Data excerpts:
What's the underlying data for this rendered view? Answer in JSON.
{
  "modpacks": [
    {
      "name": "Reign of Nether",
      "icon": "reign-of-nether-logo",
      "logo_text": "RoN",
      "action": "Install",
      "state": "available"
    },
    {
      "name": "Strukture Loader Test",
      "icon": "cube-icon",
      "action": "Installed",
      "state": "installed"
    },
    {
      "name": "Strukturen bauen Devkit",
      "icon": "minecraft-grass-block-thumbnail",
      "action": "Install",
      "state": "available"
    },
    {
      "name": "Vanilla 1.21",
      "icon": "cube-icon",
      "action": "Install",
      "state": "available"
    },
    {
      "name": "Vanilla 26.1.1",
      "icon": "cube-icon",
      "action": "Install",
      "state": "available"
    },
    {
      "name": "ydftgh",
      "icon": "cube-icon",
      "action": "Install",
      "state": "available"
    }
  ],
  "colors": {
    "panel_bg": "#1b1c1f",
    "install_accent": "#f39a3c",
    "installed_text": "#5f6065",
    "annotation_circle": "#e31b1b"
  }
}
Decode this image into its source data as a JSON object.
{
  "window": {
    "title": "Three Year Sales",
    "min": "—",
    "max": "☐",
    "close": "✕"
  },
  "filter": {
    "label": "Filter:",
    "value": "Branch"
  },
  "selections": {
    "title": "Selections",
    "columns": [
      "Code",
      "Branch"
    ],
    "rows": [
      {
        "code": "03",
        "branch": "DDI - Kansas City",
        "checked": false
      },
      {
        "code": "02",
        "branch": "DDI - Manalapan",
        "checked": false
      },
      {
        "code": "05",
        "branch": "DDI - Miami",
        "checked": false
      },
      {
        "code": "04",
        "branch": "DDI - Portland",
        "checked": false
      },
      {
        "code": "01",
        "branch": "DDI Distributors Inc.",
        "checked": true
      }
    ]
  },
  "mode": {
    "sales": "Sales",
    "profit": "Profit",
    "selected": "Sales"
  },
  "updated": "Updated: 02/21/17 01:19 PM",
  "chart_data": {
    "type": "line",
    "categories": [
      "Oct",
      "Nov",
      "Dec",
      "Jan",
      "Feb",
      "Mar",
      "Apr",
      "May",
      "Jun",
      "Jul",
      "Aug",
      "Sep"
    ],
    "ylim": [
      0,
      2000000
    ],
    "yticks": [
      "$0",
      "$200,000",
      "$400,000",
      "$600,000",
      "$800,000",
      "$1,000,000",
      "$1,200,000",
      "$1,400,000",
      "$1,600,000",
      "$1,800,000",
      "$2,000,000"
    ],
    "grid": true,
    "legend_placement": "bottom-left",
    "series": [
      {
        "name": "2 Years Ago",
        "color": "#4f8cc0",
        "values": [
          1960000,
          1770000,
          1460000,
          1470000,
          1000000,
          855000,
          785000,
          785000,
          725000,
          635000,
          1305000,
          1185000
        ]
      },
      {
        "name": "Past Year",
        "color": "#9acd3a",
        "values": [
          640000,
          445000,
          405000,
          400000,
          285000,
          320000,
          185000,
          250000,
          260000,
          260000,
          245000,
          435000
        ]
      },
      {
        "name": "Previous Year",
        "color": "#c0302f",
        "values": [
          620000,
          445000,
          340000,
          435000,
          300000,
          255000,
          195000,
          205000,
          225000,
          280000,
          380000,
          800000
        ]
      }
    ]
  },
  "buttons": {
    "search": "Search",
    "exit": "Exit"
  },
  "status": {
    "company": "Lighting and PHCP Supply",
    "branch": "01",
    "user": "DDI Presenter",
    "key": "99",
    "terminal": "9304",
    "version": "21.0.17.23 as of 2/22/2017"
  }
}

TASK GOAL: Give the entries again in full, exactly as they are written.

WRITTEN ANSWER:
What's the underlying data for this rendered view? Answer in JSON.
{
  "modpacks": [
    {
      "name": "Reign of Nether",
      "icon": "reign-of-nether-logo",
      "logo_text": "RoN",
      "action": "Install",
      "state": "available"
    },
    {
      "name": "Strukture Loader Test",
      "icon": "cube-icon",
      "action": "Installed",
      "state": "installed"
    },
    {
      "name": "Strukturen bauen Devkit",
      "icon": "minecraft-grass-block-thumbnail",
      "action": "Install",
      "state": "available"
    },
    {
      "name": "Vanilla 1.21",
      "icon": "cube-icon",
      "action": "Install",
      "state": "available"
    },
    {
      "name": "Vanilla 26.1.1",
      "icon": "cube-icon",
      "action": "Install",
      "state": "available"
    },
    {
      "name": "ydftgh",
      "icon": "cube-icon",
      "action": "Install",
      "state": "available"
    }
  ],
  "colors": {
    "panel_bg": "#1b1c1f",
    "install_accent": "#f39a3c",
    "installed_text": "#5f6065",
    "annotation_circle": "#e31b1b"
  }
}
Decode this image into its source data as a JSON object.
{
  "window": {
    "title": "Three Year Sales",
    "min": "—",
    "max": "☐",
    "close": "✕"
  },
  "filter": {
    "label": "Filter:",
    "value": "Branch"
  },
  "selections": {
    "title": "Selections",
    "columns": [
      "Code",
      "Branch"
    ],
    "rows": [
      {
        "code": "03",
        "branch": "DDI - Kansas City",
        "checked": false
      },
      {
        "code": "02",
        "branch": "DDI - Manalapan",
        "checked": false
      },
      {
        "code": "05",
        "branch": "DDI - Miami",
        "checked": false
      },
      {
        "code": "04",
        "branch": "DDI - Portland",
        "checked": false
      },
      {
        "code": "01",
        "branch": "DDI Distributors Inc.",
        "checked": true
      }
    ]
  },
  "mode": {
    "sales": "Sales",
    "profit": "Profit",
    "selected": "Sales"
  },
  "updated": "Updated: 02/21/17 01:19 PM",
  "chart_data": {
    "type": "line",
    "categories": [
      "Oct",
      "Nov",
      "Dec",
      "Jan",
      "Feb",
      "Mar",
      "Apr",
      "May",
      "Jun",
      "Jul",
      "Aug",
      "Sep"
    ],
    "ylim": [
      0,
      2000000
    ],
    "yticks": [
      "$0",
      "$200,000",
      "$400,000",
      "$600,000",
      "$800,000",
      "$1,000,000",
      "$1,200,000",
      "$1,400,000",
      "$1,600,000",
      "$1,800,000",
      "$2,000,000"
    ],
    "grid": true,
    "legend_placement": "bottom-left",
    "series": [
      {
        "name": "2 Years Ago",
        "color": "#4f8cc0",
        "values": [
          1960000,
          1770000,
          1460000,
          1470000,
          1000000,
          855000,
          785000,
          785000,
          725000,
          635000,
          1305000,
          1185000
        ]
      },
      {
        "name": "Past Year",
        "color": "#9acd3a",
        "values": [
          640000,
          445000,
          405000,
          400000,
          285000,
          320000,
          185000,
          250000,
          260000,
          260000,
          245000,
          435000
        ]
      },
      {
        "name": "Previous Year",
        "color": "#c0302f",
        "values": [
          620000,
          445000,
          340000,
          435000,
          300000,
          255000,
          195000,
          205000,
          225000,
          280000,
          380000,
          800000
        ]
      }
    ]
  },
  "buttons": {
    "search": "Search",
    "exit": "Exit"
  },
  "status": {
    "company": "Lighting and PHCP Supply",
    "branch": "01",
    "user": "DDI Presenter",
    "key": "99",
    "terminal": "9304",
    "version": "21.0.17.23 as of 2/22/2017"
  }
}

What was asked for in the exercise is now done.